| Work instructions |
Repeat, without any change, the entries presented below.

--- Records for this task ---

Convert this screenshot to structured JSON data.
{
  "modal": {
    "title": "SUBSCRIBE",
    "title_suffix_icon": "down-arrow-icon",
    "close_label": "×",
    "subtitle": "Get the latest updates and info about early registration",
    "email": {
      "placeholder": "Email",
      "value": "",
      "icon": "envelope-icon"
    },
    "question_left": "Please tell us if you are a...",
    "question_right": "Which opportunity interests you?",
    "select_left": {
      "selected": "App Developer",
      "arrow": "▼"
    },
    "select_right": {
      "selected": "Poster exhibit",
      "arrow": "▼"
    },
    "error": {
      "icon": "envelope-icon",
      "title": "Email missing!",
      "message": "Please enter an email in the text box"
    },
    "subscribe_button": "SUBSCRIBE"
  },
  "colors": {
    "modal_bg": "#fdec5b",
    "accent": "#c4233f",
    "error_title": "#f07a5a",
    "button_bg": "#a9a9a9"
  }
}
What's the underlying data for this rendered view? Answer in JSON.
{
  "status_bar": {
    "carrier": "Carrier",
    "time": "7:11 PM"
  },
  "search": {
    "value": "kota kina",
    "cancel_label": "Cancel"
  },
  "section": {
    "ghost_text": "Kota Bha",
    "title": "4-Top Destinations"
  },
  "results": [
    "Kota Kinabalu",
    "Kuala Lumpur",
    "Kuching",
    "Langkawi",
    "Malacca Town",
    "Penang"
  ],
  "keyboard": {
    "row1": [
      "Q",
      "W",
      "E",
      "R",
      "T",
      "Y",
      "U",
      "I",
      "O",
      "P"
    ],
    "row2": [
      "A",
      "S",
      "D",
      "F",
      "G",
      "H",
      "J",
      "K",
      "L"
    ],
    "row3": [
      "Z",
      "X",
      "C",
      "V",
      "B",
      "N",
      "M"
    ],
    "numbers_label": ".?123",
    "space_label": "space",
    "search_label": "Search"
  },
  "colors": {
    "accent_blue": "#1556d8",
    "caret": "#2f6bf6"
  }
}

---

| In response |
Convert this screenshot to structured JSON data.
{
  "modal": {
    "title": "SUBSCRIBE",
    "title_suffix_icon": "down-arrow-icon",
    "close_label": "×",
    "subtitle": "Get the latest updates and info about early registration",
    "email": {
      "placeholder": "Email",
      "value": "",
      "icon": "envelope-icon"
    },
    "question_left": "Please tell us if you are a...",
    "question_right": "Which opportunity interests you?",
    "select_left": {
      "selected": "App Developer",
      "arrow": "▼"
    },
    "select_right": {
      "selected": "Poster exhibit",
      "arrow": "▼"
    },
    "error": {
      "icon": "envelope-icon",
      "title": "Email missing!",
      "message": "Please enter an email in the text box"
    },
    "subscribe_button": "SUBSCRIBE"
  },
  "colors": {
    "modal_bg": "#fdec5b",
    "accent": "#c4233f",
    "error_title": "#f07a5a",
    "button_bg": "#a9a9a9"
  }
}
What's the underlying data for this rendered view? Answer in JSON.
{
  "status_bar": {
    "carrier": "Carrier",
    "time": "7:11 PM"
  },
  "search": {
    "value": "kota kina",
    "cancel_label": "Cancel"
  },
  "section": {
    "ghost_text": "Kota Bha",
    "title": "4-Top Destinations"
  },
  "results": [
    "Kota Kinabalu",
    "Kuala Lumpur",
    "Kuching",
    "Langkawi",
    "Malacca Town",
    "Penang"
  ],
  "keyboard": {
    "row1": [
      "Q",
      "W",
      "E",
      "R",
      "T",
      "Y",
      "U",
      "I",
      "O",
      "P"
    ],
    "row2": [
      "A",
      "S",
      "D",
      "F",
      "G",
      "H",
      "J",
      "K",
      "L"
    ],
    "row3": [
      "Z",
      "X",
      "C",
      "V",
      "B",
      "N",
      "M"
    ],
    "numbers_label": ".?123",
    "space_label": "space",
    "search_label": "Search"
  },
  "colors": {
    "accent_blue": "#1556d8",
    "caret": "#2f6bf6"
  }
}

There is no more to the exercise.